* [What to produce]
Where a line of the material contains the string "Read", copy that line.

══ Given entries ══

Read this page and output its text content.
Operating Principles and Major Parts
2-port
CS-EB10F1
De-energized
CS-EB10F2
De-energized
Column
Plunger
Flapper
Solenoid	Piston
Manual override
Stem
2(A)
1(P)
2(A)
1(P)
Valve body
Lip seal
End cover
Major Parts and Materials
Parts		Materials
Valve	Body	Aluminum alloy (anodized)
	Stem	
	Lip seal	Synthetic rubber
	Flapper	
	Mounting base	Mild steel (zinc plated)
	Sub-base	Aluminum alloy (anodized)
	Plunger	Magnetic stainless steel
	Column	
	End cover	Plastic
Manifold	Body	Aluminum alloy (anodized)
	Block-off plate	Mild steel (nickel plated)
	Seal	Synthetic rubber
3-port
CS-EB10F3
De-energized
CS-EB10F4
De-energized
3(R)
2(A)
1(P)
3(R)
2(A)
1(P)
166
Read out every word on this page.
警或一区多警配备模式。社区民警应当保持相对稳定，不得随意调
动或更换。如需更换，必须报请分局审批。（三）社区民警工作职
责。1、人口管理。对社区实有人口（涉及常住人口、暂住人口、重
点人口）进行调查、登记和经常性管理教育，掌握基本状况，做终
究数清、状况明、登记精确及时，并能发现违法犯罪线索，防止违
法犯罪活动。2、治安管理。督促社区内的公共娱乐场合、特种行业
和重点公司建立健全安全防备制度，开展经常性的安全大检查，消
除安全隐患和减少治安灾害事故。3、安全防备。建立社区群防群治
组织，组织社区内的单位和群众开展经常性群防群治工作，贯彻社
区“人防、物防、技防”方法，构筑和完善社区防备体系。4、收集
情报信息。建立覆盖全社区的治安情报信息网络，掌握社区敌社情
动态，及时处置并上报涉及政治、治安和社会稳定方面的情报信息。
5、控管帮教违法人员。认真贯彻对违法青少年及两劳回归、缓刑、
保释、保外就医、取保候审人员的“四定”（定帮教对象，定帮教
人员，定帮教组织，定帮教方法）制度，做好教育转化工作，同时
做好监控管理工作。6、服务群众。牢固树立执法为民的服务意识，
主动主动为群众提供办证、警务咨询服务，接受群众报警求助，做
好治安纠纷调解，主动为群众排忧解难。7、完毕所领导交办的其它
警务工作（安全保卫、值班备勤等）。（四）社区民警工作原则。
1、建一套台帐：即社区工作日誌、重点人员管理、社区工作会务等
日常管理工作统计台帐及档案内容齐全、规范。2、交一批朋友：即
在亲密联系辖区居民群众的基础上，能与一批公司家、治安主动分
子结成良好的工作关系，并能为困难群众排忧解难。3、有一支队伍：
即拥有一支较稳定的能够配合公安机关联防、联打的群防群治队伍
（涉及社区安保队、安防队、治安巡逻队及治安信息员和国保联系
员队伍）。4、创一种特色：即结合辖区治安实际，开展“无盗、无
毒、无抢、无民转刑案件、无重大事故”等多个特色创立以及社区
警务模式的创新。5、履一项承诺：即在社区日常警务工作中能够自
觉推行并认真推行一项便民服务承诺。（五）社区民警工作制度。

═══

* [Solution to the problem]
Read this page and output its text content.
Read out every word on this page.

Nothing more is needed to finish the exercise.